▶ Directive
Look for the string "raisons" and copy every line that has it.

--

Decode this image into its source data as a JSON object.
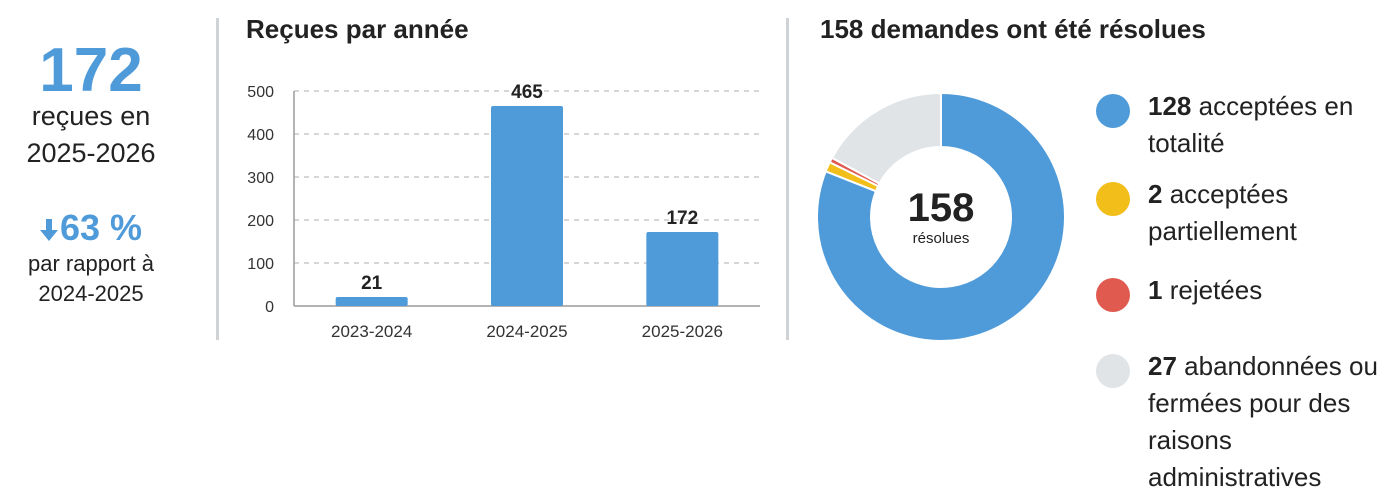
{
  "summary": {
    "received_count": "172",
    "received_label_line1": "reçues en",
    "received_label_line2": "2025-2026",
    "change_value": "63 %",
    "change_direction": "down",
    "change_label_line1": "par rapport à",
    "change_label_line2": "2024-2025"
  },
  "bar_section_title": "Reçues par année",
  "donut_section_title": "158 demandes ont été résolues",
  "donut_center": {
    "value": "158",
    "label": "résolues"
  },
  "legend": [
    {
      "count": "128",
      "text": "acceptées en totalité",
      "color": "#4F9BD9"
    },
    {
      "count": "2",
      "text": "acceptées partiellement",
      "color": "#F1BE1A"
    },
    {
      "count": "1",
      "text": "rejetées",
      "color": "#E05A50"
    },
    {
      "count": "27",
      "text": "abandonnées ou fermées pour des raisons administratives",
      "color": "#E1E4E7"
    }
  ],
  "colors": {
    "accent": "#4F9BD9",
    "bar": "#4F9BD9",
    "grid": "#cccccc",
    "divider": "#d0d3d6"
  },
  "chart_data": [
    {
      "type": "bar",
      "title": "Reçues par année",
      "categories": [
        "2023-2024",
        "2024-2025",
        "2025-2026"
      ],
      "values": [
        21,
        465,
        172
      ],
      "data_labels": [
        "21",
        "465",
        "172"
      ],
      "yticks": [
        0,
        100,
        200,
        300,
        400,
        500
      ],
      "ylim": [
        0,
        500
      ],
      "grid": true,
      "xlabel": "",
      "ylabel": ""
    },
    {
      "type": "pie",
      "variant": "donut",
      "title": "158 demandes ont été résolues",
      "categories": [
        "acceptées en totalité",
        "acceptées partiellement",
        "rejetées",
        "abandonnées ou fermées pour des raisons administratives"
      ],
      "values": [
        128,
        2,
        1,
        27
      ],
      "colors": [
        "#4F9BD9",
        "#F1BE1A",
        "#E05A50",
        "#E1E4E7"
      ],
      "center_label": "158 résolues"
    }
  ]
}
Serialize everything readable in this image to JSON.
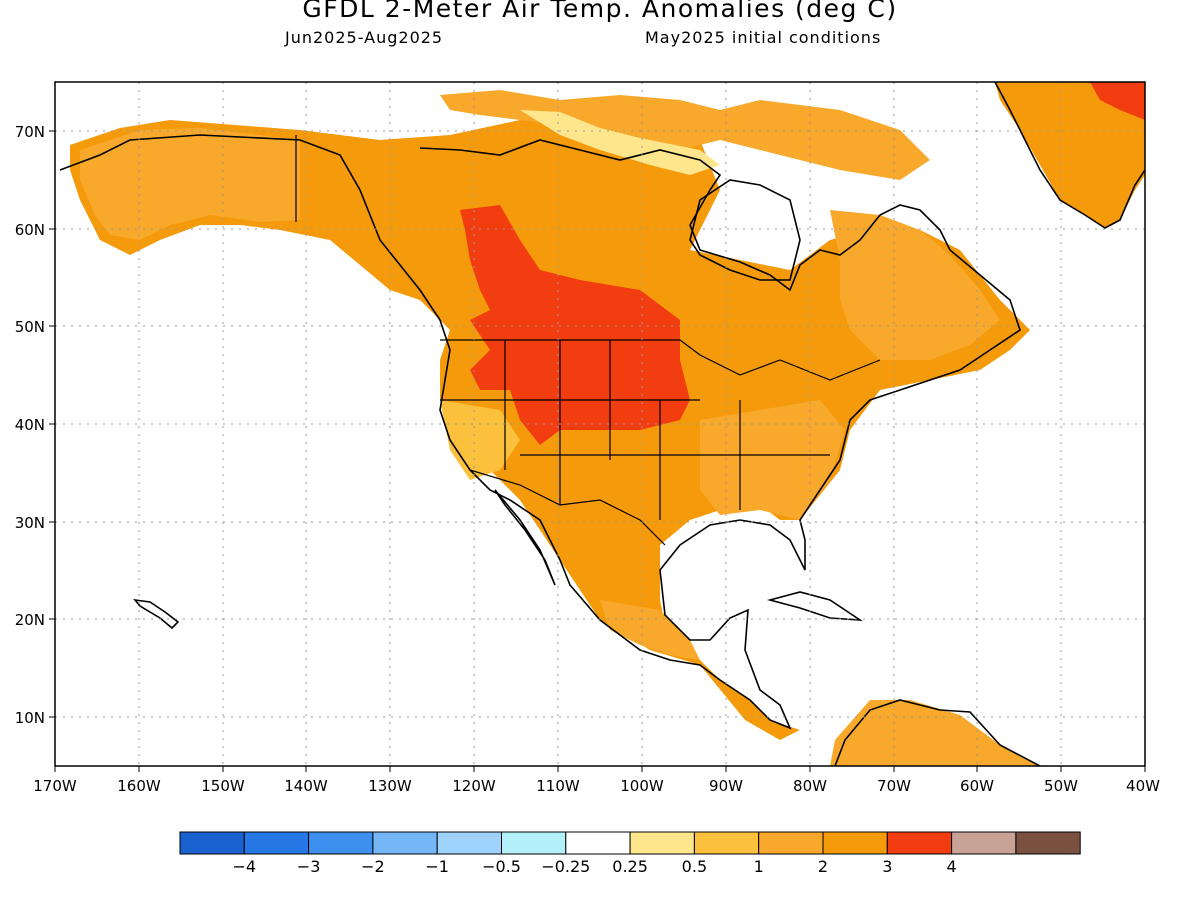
{
  "header": {
    "title": "GFDL 2-Meter Air Temp. Anomalies (deg C)",
    "period": "Jun2025-Aug2025",
    "initial_conditions": "May2025 initial conditions"
  },
  "axes": {
    "lon_labels": [
      "170W",
      "160W",
      "150W",
      "140W",
      "130W",
      "120W",
      "110W",
      "100W",
      "90W",
      "80W",
      "70W",
      "60W",
      "50W",
      "40W"
    ],
    "lat_labels": [
      "70N",
      "60N",
      "50N",
      "40N",
      "30N",
      "20N",
      "10N"
    ]
  },
  "legend": {
    "colors": [
      "#1a62cf",
      "#2677e6",
      "#3d90f0",
      "#75b7f6",
      "#9fd2fa",
      "#b4f0fa",
      "#ffffff",
      "#fde68c",
      "#fbc13c",
      "#f8a92c",
      "#f49a0b",
      "#f23d10",
      "#c9a297",
      "#7a5040"
    ],
    "labels": [
      "−4",
      "−3",
      "−2",
      "−1",
      "−0.5",
      "−0.25",
      "0.25",
      "0.5",
      "1",
      "2",
      "3",
      "4"
    ]
  }
}
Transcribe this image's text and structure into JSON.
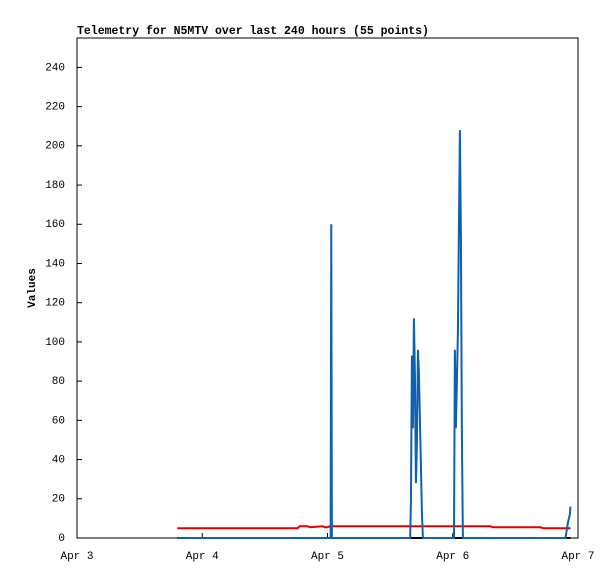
{
  "chart_data": {
    "type": "line",
    "title": "Telemetry for N5MTV over last 240 hours (55 points)",
    "y_label": "Values",
    "xlim": [
      0,
      4
    ],
    "xticks": [
      {
        "value": 0,
        "label": "Apr 3"
      },
      {
        "value": 1,
        "label": "Apr 4"
      },
      {
        "value": 2,
        "label": "Apr 5"
      },
      {
        "value": 3,
        "label": "Apr 6"
      },
      {
        "value": 4,
        "label": "Apr 7"
      }
    ],
    "ylim": [
      0,
      255
    ],
    "yticks": [
      0,
      20,
      40,
      60,
      80,
      100,
      120,
      140,
      160,
      180,
      200,
      220,
      240
    ],
    "series": [
      {
        "color": "#000000",
        "x": [
          0.8,
          3.94
        ],
        "values": [
          0,
          0
        ]
      },
      {
        "color": "#e00000",
        "x": [
          0.8,
          1.76,
          1.78,
          1.84,
          1.86,
          1.96,
          1.98,
          2.0,
          2.02,
          2.5,
          3.0,
          3.3,
          3.32,
          3.7,
          3.72,
          3.94
        ],
        "values": [
          5,
          5,
          6,
          6,
          5.5,
          6,
          5.5,
          5.5,
          6,
          6,
          6,
          6,
          5.5,
          5.5,
          5,
          5
        ]
      },
      {
        "color": "#1060b0",
        "x": [
          0.8,
          2.025,
          2.03,
          2.035,
          2.66,
          2.666,
          2.674,
          2.682,
          2.69,
          2.698,
          2.706,
          2.714,
          2.722,
          2.73,
          2.738,
          2.746,
          2.754,
          2.762,
          3.01,
          3.017,
          3.025,
          3.041,
          3.057,
          3.065,
          3.073,
          3.081,
          3.9,
          3.92,
          3.935,
          3.94
        ],
        "values": [
          0,
          0,
          160,
          0,
          0,
          18,
          93,
          56,
          112,
          84,
          28,
          49,
          96,
          84,
          60,
          36,
          12,
          0,
          0,
          96,
          56,
          104,
          208,
          156,
          52,
          0,
          0,
          8,
          12,
          16
        ]
      }
    ]
  }
}
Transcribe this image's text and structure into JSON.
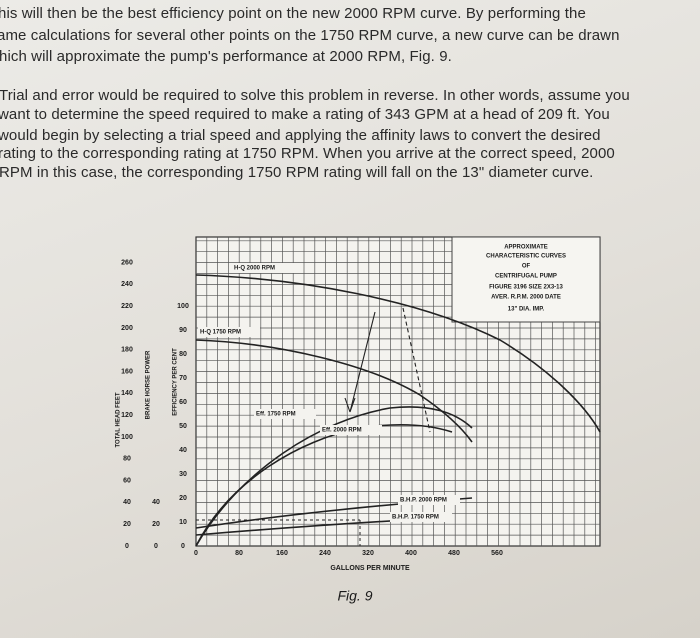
{
  "paragraphs": [
    [
      "his will then be the best efficiency point on the new 2000 RPM curve. By performing the",
      "ame calculations for several other points on the 1750 RPM curve, a new curve can be drawn",
      "hich will approximate the pump's performance at 2000 RPM, Fig. 9."
    ],
    [
      "Trial and error would be required to solve this problem in reverse. In other words, assume you",
      "want to determine the speed required to make a rating of 343 GPM at a head of 209 ft. You",
      "would begin by selecting a trial speed and applying the affinity laws to convert the desired",
      "rating to the corresponding rating at 1750 RPM. When you arrive at the correct speed, 2000",
      "RPM in this case, the corresponding 1750 RPM rating will fall on the 13\" diameter curve."
    ]
  ],
  "figure": {
    "x_ticks": [
      0,
      80,
      160,
      240,
      320,
      400,
      480,
      560
    ],
    "head_ticks": [
      0,
      20,
      40,
      60,
      80,
      100,
      120,
      140,
      160,
      180,
      200,
      220,
      240,
      260
    ],
    "hp_ticks": [
      0,
      20,
      40
    ],
    "eff_ticks": [
      0,
      10,
      20,
      30,
      40,
      50,
      60,
      70,
      80,
      90,
      100
    ],
    "x_title": "GALLONS PER MINUTE",
    "head_title": "TOTAL HEAD FEET",
    "hp_title": "BRAKE HORSE POWER",
    "eff_title": "EFFICIENCY PER CENT",
    "box_lines": [
      "APPROXIMATE",
      "CHARACTERISTIC CURVES",
      "OF",
      "CENTRIFUGAL PUMP",
      "FIGURE 3196    SIZE 2X3-13",
      "AVER. R.P.M. 2000   DATE",
      "13\" DIA. IMP."
    ],
    "curve_labels": [
      "H-Q 2000 RPM",
      "H-Q 1750 RPM",
      "Eff. 1750 RPM",
      "Eff. 2000 RPM",
      "B.H.P. 2000 RPM",
      "B.H.P. 1750 RPM"
    ],
    "caption": "Fig. 9"
  }
}
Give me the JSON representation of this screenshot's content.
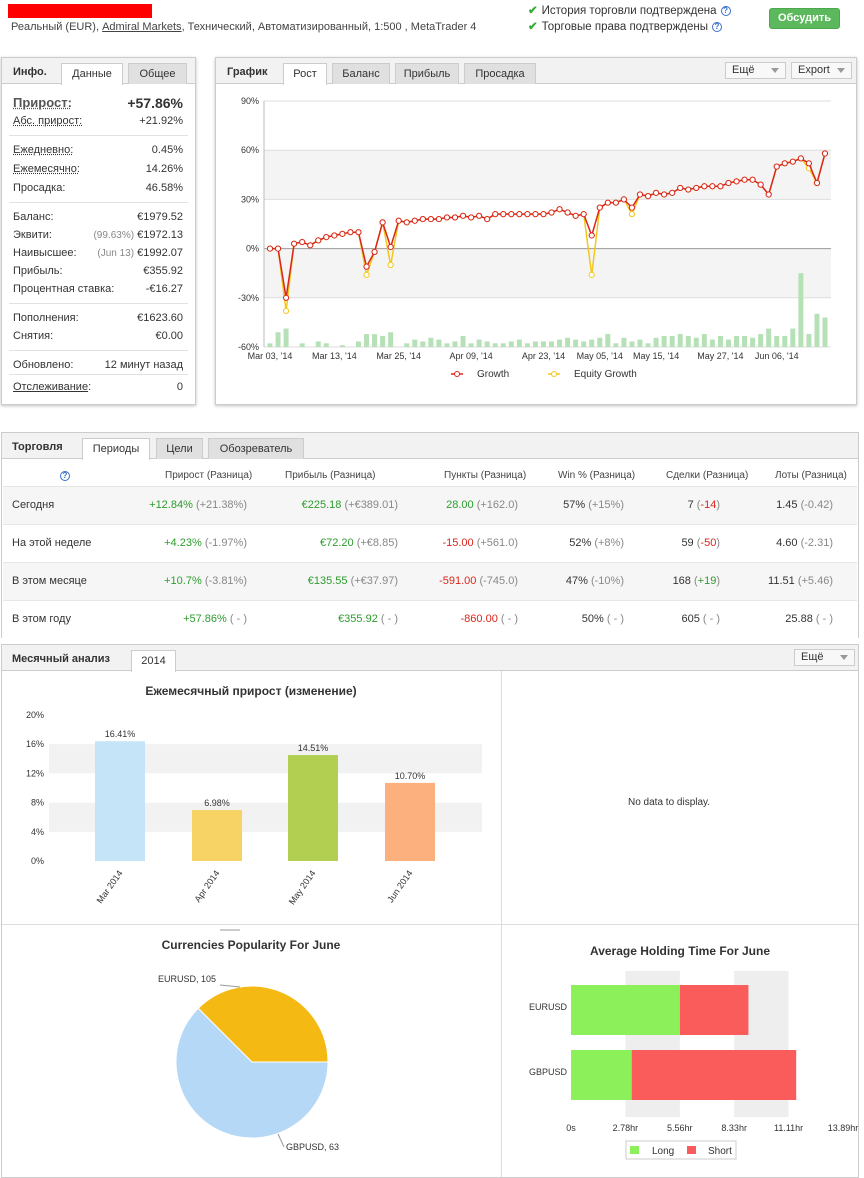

--

▶ Answer
      "text": "abandonnées ou fermées pour des raisons administratives",
        "abandonnées ou fermées pour des raisons administratives"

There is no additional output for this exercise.